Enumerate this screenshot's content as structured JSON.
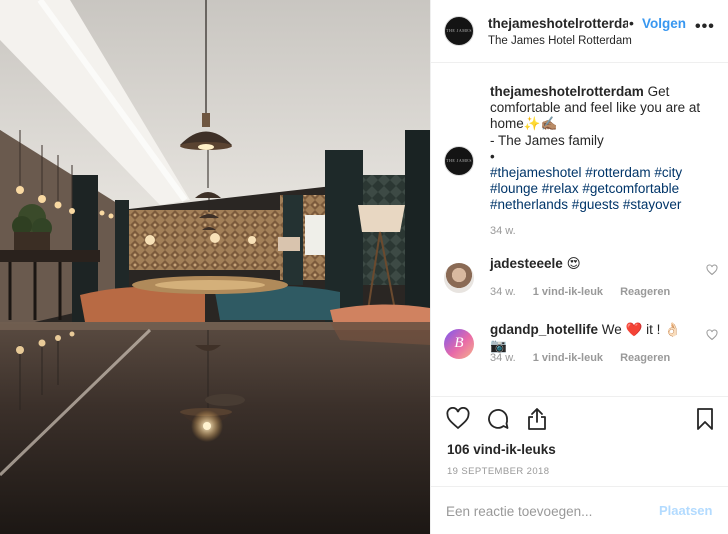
{
  "post": {
    "image_alt": "Restaurant interior with pendant lamps reflected in a polished table",
    "header": {
      "username": "thejameshotelrotterdam",
      "dot": "•",
      "follow_label": "Volgen",
      "location": "The James Hotel Rotterdam",
      "more_label": "•••",
      "avatar_text": "THE JAMES"
    },
    "caption": {
      "username": "thejameshotelrotterdam",
      "text": "Get comfortable and feel like you are at home✨✍🏽",
      "signature": "- The James family",
      "bullet": "•",
      "hashtags": "#thejameshotel #rotterdam #city #lounge #relax #getcomfortable #netherlands #guests #stayover",
      "time": "34 w."
    },
    "comments": [
      {
        "username": "jadesteeele",
        "text": "😍",
        "time": "34 w.",
        "likes": "",
        "reply_label": "Reageren"
      },
      {
        "username": "gdandp_hotellife",
        "text": "We ❤️ it ! 👌🏻📷",
        "time": "34 w.",
        "likes": "1 vind-ik-leuk",
        "reply_label": "Reageren",
        "avatar_letter": "B"
      }
    ],
    "comment1_likes": "1 vind-ik-leuk",
    "likes_count": "106 vind-ik-leuks",
    "date": "19 SEPTEMBER 2018",
    "add_comment": {
      "placeholder": "Een reactie toevoegen...",
      "post_label": "Plaatsen"
    }
  },
  "icons": [
    "heart-outline-icon",
    "comment-icon",
    "share-icon",
    "bookmark-icon",
    "small-heart-icon"
  ],
  "colors": {
    "link": "#3897f0",
    "hashtag": "#003569",
    "muted": "#999999",
    "post_disabled": "#b3dbff",
    "border": "#efefef"
  }
}
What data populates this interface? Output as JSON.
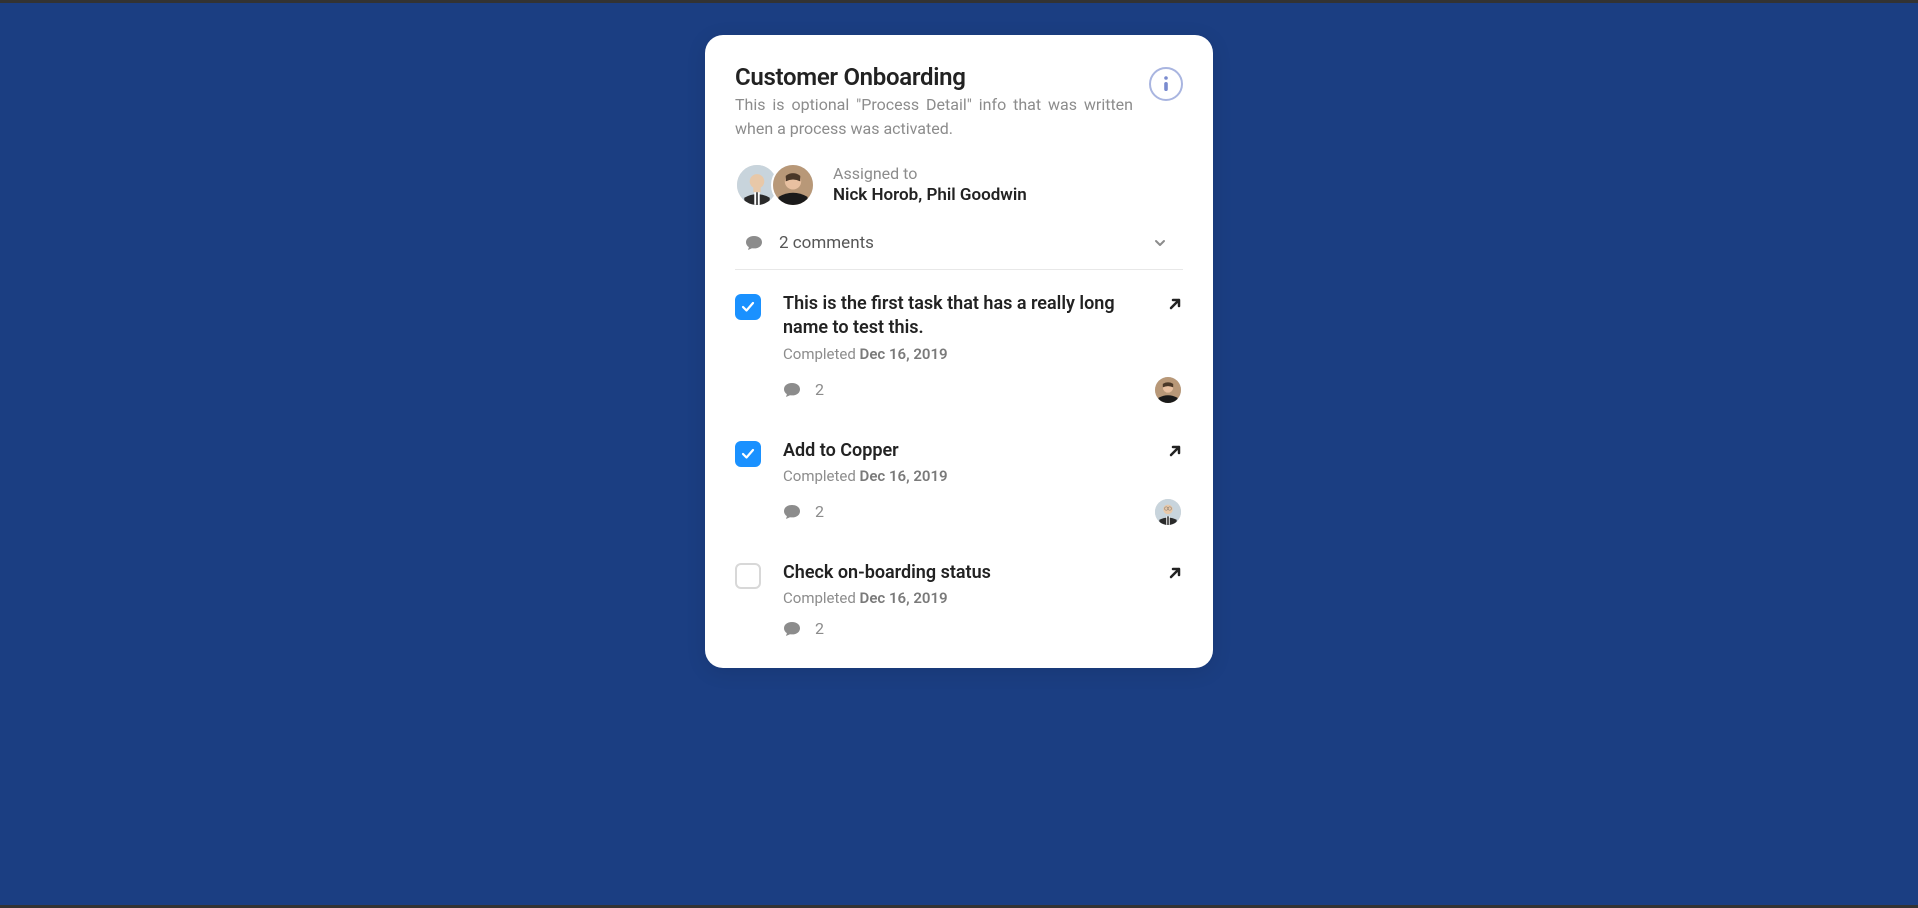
{
  "card": {
    "title": "Customer Onboarding",
    "description": "This is optional \"Process Detail\" info that was written when a process was activated."
  },
  "assignment": {
    "label": "Assigned to",
    "names": "Nick Horob, Phil Goodwin"
  },
  "comments": {
    "label": "2 comments"
  },
  "tasks": [
    {
      "checked": true,
      "title": "This is the first task that has a really long name to test this.",
      "completed_label": "Completed ",
      "date": "Dec 16, 2019",
      "comment_count": "2",
      "has_avatar": true,
      "avatar_idx": 1
    },
    {
      "checked": true,
      "title": "Add to Copper",
      "completed_label": "Completed ",
      "date": "Dec 16, 2019",
      "comment_count": "2",
      "has_avatar": true,
      "avatar_idx": 0
    },
    {
      "checked": false,
      "title": "Check on-boarding status",
      "completed_label": "Completed ",
      "date": "Dec 16, 2019",
      "comment_count": "2",
      "has_avatar": false
    }
  ]
}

+++

Written task: Starting with the line that holds "What data populates", repeat exactly every line through the end of the material above, both ends included, without the pictures.

Reply to the exercise:
What data populates this interface? Output as JSON.
{
  "card": {
    "title": "Customer Onboarding",
    "description": "This is optional \"Process Detail\" info that was written when a process was activated."
  },
  "assignment": {
    "label": "Assigned to",
    "names": "Nick Horob, Phil Goodwin"
  },
  "comments": {
    "label": "2 comments"
  },
  "tasks": [
    {
      "checked": true,
      "title": "This is the first task that has a really long name to test this.",
      "completed_label": "Completed ",
      "date": "Dec 16, 2019",
      "comment_count": "2",
      "has_avatar": true,
      "avatar_idx": 1
    },
    {
      "checked": true,
      "title": "Add to Copper",
      "completed_label": "Completed ",
      "date": "Dec 16, 2019",
      "comment_count": "2",
      "has_avatar": true,
      "avatar_idx": 0
    },
    {
      "checked": false,
      "title": "Check on-boarding status",
      "completed_label": "Completed ",
      "date": "Dec 16, 2019",
      "comment_count": "2",
      "has_avatar": false
    }
  ]
}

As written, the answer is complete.